**STATED EXERCISE:**
Entries follow. Set all of them down as they stand.

**GIVEN DATA:**

━━━━━━━━━━━━━━━━━━━━

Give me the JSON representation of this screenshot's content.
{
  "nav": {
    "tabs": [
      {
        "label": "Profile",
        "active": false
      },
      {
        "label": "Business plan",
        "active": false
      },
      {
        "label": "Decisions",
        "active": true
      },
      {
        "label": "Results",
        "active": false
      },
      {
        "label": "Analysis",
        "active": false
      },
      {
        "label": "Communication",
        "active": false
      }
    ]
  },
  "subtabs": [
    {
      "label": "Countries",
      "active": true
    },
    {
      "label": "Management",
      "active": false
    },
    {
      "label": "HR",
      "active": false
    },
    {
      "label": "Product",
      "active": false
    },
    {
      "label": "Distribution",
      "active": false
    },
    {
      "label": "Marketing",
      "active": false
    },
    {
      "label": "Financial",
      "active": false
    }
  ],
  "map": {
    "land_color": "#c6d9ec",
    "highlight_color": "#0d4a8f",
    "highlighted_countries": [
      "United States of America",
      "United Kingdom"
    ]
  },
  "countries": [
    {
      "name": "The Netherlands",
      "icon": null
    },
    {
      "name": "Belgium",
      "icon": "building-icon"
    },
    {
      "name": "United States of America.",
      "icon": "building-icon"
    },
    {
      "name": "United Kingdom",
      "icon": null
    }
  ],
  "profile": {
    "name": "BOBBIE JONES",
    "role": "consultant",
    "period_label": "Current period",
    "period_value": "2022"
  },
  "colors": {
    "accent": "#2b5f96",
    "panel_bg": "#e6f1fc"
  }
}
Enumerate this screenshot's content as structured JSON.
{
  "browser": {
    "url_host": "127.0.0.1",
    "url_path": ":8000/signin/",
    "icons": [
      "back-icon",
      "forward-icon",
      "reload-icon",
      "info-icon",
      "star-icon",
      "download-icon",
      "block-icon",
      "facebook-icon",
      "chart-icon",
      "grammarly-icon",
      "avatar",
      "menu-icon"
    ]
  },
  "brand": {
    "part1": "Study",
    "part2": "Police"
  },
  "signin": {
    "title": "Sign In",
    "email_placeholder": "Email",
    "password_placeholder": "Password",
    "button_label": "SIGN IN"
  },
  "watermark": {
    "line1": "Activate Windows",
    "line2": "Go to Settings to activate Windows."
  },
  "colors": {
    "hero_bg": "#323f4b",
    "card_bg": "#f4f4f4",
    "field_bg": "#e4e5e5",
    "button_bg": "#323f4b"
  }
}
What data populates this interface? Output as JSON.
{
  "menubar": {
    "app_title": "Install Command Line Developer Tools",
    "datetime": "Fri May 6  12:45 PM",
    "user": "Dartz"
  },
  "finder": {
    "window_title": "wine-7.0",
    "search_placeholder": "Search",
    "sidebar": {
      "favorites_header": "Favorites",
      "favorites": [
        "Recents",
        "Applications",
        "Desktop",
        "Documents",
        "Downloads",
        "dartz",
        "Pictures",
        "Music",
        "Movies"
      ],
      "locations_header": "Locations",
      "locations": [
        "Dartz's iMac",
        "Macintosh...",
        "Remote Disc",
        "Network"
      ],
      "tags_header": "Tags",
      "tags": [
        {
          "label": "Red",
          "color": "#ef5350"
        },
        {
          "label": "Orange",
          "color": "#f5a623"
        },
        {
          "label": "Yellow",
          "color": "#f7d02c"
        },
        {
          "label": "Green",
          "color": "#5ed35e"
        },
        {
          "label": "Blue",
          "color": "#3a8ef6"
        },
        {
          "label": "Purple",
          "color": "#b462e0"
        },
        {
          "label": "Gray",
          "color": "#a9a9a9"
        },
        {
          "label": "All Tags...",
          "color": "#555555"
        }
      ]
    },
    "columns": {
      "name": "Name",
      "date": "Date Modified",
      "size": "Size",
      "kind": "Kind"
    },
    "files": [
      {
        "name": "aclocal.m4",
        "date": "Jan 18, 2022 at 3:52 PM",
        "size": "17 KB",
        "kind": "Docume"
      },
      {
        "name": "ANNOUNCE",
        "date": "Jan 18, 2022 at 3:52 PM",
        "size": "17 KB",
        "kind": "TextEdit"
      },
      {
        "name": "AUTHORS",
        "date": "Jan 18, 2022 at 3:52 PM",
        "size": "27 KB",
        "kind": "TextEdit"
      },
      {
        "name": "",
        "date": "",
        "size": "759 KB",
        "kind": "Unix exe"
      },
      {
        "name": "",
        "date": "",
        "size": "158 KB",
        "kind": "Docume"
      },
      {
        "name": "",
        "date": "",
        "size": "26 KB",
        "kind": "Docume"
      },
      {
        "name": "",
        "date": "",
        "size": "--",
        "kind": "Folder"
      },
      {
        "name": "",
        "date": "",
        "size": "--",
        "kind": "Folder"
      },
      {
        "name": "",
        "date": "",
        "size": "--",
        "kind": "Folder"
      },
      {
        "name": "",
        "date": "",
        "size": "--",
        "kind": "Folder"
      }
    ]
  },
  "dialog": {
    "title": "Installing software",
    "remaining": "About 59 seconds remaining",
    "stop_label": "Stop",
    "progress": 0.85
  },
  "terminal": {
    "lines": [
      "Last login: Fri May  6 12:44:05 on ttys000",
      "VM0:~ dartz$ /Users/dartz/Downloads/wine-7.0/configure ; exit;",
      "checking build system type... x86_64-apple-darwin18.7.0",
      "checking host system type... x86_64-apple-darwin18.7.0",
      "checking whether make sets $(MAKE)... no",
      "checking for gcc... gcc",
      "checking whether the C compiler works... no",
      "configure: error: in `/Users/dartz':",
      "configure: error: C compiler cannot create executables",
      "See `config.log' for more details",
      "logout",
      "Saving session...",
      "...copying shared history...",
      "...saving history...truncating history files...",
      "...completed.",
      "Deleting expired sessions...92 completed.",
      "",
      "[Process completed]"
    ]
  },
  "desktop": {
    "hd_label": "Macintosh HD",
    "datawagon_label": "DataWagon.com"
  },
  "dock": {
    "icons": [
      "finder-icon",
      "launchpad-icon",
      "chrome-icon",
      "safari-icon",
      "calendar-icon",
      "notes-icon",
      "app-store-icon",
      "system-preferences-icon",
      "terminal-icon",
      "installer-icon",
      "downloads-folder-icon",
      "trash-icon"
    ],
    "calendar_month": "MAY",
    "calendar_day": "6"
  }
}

━━━━━━━━━━━━━━━━━━━━

**COMPLETED TASK:**
Give me the JSON representation of this screenshot's content.
{
  "nav": {
    "tabs": [
      {
        "label": "Profile",
        "active": false
      },
      {
        "label": "Business plan",
        "active": false
      },
      {
        "label": "Decisions",
        "active": true
      },
      {
        "label": "Results",
        "active": false
      },
      {
        "label": "Analysis",
        "active": false
      },
      {
        "label": "Communication",
        "active": false
      }
    ]
  },
  "subtabs": [
    {
      "label": "Countries",
      "active": true
    },
    {
      "label": "Management",
      "active": false
    },
    {
      "label": "HR",
      "active": false
    },
    {
      "label": "Product",
      "active": false
    },
    {
      "label": "Distribution",
      "active": false
    },
    {
      "label": "Marketing",
      "active": false
    },
    {
      "label": "Financial",
      "active": false
    }
  ],
  "map": {
    "land_color": "#c6d9ec",
    "highlight_color": "#0d4a8f",
    "highlighted_countries": [
      "United States of America",
      "United Kingdom"
    ]
  },
  "countries": [
    {
      "name": "The Netherlands",
      "icon": null
    },
    {
      "name": "Belgium",
      "icon": "building-icon"
    },
    {
      "name": "United States of America.",
      "icon": "building-icon"
    },
    {
      "name": "United Kingdom",
      "icon": null
    }
  ],
  "profile": {
    "name": "BOBBIE JONES",
    "role": "consultant",
    "period_label": "Current period",
    "period_value": "2022"
  },
  "colors": {
    "accent": "#2b5f96",
    "panel_bg": "#e6f1fc"
  }
}
Enumerate this screenshot's content as structured JSON.
{
  "browser": {
    "url_host": "127.0.0.1",
    "url_path": ":8000/signin/",
    "icons": [
      "back-icon",
      "forward-icon",
      "reload-icon",
      "info-icon",
      "star-icon",
      "download-icon",
      "block-icon",
      "facebook-icon",
      "chart-icon",
      "grammarly-icon",
      "avatar",
      "menu-icon"
    ]
  },
  "brand": {
    "part1": "Study",
    "part2": "Police"
  },
  "signin": {
    "title": "Sign In",
    "email_placeholder": "Email",
    "password_placeholder": "Password",
    "button_label": "SIGN IN"
  },
  "watermark": {
    "line1": "Activate Windows",
    "line2": "Go to Settings to activate Windows."
  },
  "colors": {
    "hero_bg": "#323f4b",
    "card_bg": "#f4f4f4",
    "field_bg": "#e4e5e5",
    "button_bg": "#323f4b"
  }
}
What data populates this interface? Output as JSON.
{
  "menubar": {
    "app_title": "Install Command Line Developer Tools",
    "datetime": "Fri May 6  12:45 PM",
    "user": "Dartz"
  },
  "finder": {
    "window_title": "wine-7.0",
    "search_placeholder": "Search",
    "sidebar": {
      "favorites_header": "Favorites",
      "favorites": [
        "Recents",
        "Applications",
        "Desktop",
        "Documents",
        "Downloads",
        "dartz",
        "Pictures",
        "Music",
        "Movies"
      ],
      "locations_header": "Locations",
      "locations": [
        "Dartz's iMac",
        "Macintosh...",
        "Remote Disc",
        "Network"
      ],
      "tags_header": "Tags",
      "tags": [
        {
          "label": "Red",
          "color": "#ef5350"
        },
        {
          "label": "Orange",
          "color": "#f5a623"
        },
        {
          "label": "Yellow",
          "color": "#f7d02c"
        },
        {
          "label": "Green",
          "color": "#5ed35e"
        },
        {
          "label": "Blue",
          "color": "#3a8ef6"
        },
        {
          "label": "Purple",
          "color": "#b462e0"
        },
        {
          "label": "Gray",
          "color": "#a9a9a9"
        },
        {
          "label": "All Tags...",
          "color": "#555555"
        }
      ]
    },
    "columns": {
      "name": "Name",
      "date": "Date Modified",
      "size": "Size",
      "kind": "Kind"
    },
    "files": [
      {
        "name": "aclocal.m4",
        "date": "Jan 18, 2022 at 3:52 PM",
        "size": "17 KB",
        "kind": "Docume"
      },
      {
        "name": "ANNOUNCE",
        "date": "Jan 18, 2022 at 3:52 PM",
        "size": "17 KB",
        "kind": "TextEdit"
      },
      {
        "name": "AUTHORS",
        "date": "Jan 18, 2022 at 3:52 PM",
        "size": "27 KB",
        "kind": "TextEdit"
      },
      {
        "name": "",
        "date": "",
        "size": "759 KB",
        "kind": "Unix exe"
      },
      {
        "name": "",
        "date": "",
        "size": "158 KB",
        "kind": "Docume"
      },
      {
        "name": "",
        "date": "",
        "size": "26 KB",
        "kind": "Docume"
      },
      {
        "name": "",
        "date": "",
        "size": "--",
        "kind": "Folder"
      },
      {
        "name": "",
        "date": "",
        "size": "--",
        "kind": "Folder"
      },
      {
        "name": "",
        "date": "",
        "size": "--",
        "kind": "Folder"
      },
      {
        "name": "",
        "date": "",
        "size": "--",
        "kind": "Folder"
      }
    ]
  },
  "dialog": {
    "title": "Installing software",
    "remaining": "About 59 seconds remaining",
    "stop_label": "Stop",
    "progress": 0.85
  },
  "terminal": {
    "lines": [
      "Last login: Fri May  6 12:44:05 on ttys000",
      "VM0:~ dartz$ /Users/dartz/Downloads/wine-7.0/configure ; exit;",
      "checking build system type... x86_64-apple-darwin18.7.0",
      "checking host system type... x86_64-apple-darwin18.7.0",
      "checking whether make sets $(MAKE)... no",
      "checking for gcc... gcc",
      "checking whether the C compiler works... no",
      "configure: error: in `/Users/dartz':",
      "configure: error: C compiler cannot create executables",
      "See `config.log' for more details",
      "logout",
      "Saving session...",
      "...copying shared history...",
      "...saving history...truncating history files...",
      "...completed.",
      "Deleting expired sessions...92 completed.",
      "",
      "[Process completed]"
    ]
  },
  "desktop": {
    "hd_label": "Macintosh HD",
    "datawagon_label": "DataWagon.com"
  },
  "dock": {
    "icons": [
      "finder-icon",
      "launchpad-icon",
      "chrome-icon",
      "safari-icon",
      "calendar-icon",
      "notes-icon",
      "app-store-icon",
      "system-preferences-icon",
      "terminal-icon",
      "installer-icon",
      "downloads-folder-icon",
      "trash-icon"
    ],
    "calendar_month": "MAY",
    "calendar_day": "6"
  }
}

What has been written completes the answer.